▶ _RECORDS FOR THIS TASK_
^^^^^^^^^^^^^^^^

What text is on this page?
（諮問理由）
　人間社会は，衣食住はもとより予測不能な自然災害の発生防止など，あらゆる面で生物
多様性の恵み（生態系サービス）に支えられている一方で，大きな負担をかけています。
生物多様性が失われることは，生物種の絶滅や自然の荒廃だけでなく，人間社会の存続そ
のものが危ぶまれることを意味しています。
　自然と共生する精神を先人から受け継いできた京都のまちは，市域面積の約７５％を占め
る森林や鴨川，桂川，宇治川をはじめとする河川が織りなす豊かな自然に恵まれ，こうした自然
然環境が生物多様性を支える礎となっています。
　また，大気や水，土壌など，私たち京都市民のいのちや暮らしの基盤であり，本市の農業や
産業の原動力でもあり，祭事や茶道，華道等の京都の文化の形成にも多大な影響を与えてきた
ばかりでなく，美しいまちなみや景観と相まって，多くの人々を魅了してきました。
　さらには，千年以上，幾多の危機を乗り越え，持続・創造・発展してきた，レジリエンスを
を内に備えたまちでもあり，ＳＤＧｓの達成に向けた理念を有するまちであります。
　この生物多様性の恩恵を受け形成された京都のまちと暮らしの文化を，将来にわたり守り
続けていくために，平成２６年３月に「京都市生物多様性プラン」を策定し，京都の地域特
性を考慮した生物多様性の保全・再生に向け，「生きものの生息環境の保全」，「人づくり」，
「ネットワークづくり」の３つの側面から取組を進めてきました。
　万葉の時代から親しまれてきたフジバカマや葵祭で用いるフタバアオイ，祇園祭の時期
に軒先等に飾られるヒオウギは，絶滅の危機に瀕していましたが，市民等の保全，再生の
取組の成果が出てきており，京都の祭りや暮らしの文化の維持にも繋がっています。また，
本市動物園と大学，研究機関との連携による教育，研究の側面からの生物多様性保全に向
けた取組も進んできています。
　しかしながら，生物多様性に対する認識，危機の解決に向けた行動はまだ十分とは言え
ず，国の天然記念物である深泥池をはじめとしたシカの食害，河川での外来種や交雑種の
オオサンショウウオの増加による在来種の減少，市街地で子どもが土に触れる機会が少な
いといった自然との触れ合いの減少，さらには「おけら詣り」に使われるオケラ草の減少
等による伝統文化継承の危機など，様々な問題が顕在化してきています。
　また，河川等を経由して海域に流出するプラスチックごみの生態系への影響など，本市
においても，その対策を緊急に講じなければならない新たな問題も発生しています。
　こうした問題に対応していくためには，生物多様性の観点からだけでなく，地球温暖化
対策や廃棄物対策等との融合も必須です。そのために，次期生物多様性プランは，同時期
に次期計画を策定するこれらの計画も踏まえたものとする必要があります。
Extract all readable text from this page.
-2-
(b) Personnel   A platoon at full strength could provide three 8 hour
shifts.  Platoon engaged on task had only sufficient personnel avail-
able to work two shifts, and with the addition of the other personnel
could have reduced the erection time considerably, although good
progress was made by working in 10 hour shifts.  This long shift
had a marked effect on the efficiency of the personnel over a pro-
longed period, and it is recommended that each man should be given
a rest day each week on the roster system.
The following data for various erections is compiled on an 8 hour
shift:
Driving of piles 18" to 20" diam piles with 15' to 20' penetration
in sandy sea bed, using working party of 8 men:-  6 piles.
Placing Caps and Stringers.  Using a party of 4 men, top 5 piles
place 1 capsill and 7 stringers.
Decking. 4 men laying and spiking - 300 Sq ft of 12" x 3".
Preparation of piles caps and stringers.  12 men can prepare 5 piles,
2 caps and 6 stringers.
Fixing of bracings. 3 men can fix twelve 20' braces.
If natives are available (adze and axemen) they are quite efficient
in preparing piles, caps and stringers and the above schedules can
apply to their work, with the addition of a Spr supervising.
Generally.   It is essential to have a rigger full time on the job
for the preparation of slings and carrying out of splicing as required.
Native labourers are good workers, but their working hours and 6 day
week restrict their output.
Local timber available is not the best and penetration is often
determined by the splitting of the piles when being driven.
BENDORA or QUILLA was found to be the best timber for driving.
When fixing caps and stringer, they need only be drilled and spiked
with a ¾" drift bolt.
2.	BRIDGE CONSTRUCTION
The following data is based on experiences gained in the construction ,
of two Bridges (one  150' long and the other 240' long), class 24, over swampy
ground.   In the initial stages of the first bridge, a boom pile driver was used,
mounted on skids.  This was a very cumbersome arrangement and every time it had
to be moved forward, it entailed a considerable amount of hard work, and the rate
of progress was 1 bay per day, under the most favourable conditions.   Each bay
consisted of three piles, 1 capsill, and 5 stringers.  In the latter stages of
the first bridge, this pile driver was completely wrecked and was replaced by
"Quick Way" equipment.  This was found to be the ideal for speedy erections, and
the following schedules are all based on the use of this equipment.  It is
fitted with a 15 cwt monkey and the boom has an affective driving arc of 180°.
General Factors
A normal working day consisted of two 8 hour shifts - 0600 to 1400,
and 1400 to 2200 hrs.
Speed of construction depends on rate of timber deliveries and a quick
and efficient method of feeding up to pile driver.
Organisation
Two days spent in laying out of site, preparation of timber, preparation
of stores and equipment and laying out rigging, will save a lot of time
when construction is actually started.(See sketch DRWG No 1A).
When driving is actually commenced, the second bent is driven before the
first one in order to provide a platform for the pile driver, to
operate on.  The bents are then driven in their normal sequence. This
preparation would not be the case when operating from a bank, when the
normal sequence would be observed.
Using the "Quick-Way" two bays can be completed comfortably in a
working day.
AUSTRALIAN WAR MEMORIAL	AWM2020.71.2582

^^^^^^^^^^^^^^^^

▶ _TASK BRIEF_
Each line in the data that holds the string "following" should be found and copied.

▶ _CORRECT RESPONSE_
The following data for various erections is compiled on an 8 hour
The following data is based on experiences gained in the construction ,
the following schedules are all based on the use of this equipment.  It is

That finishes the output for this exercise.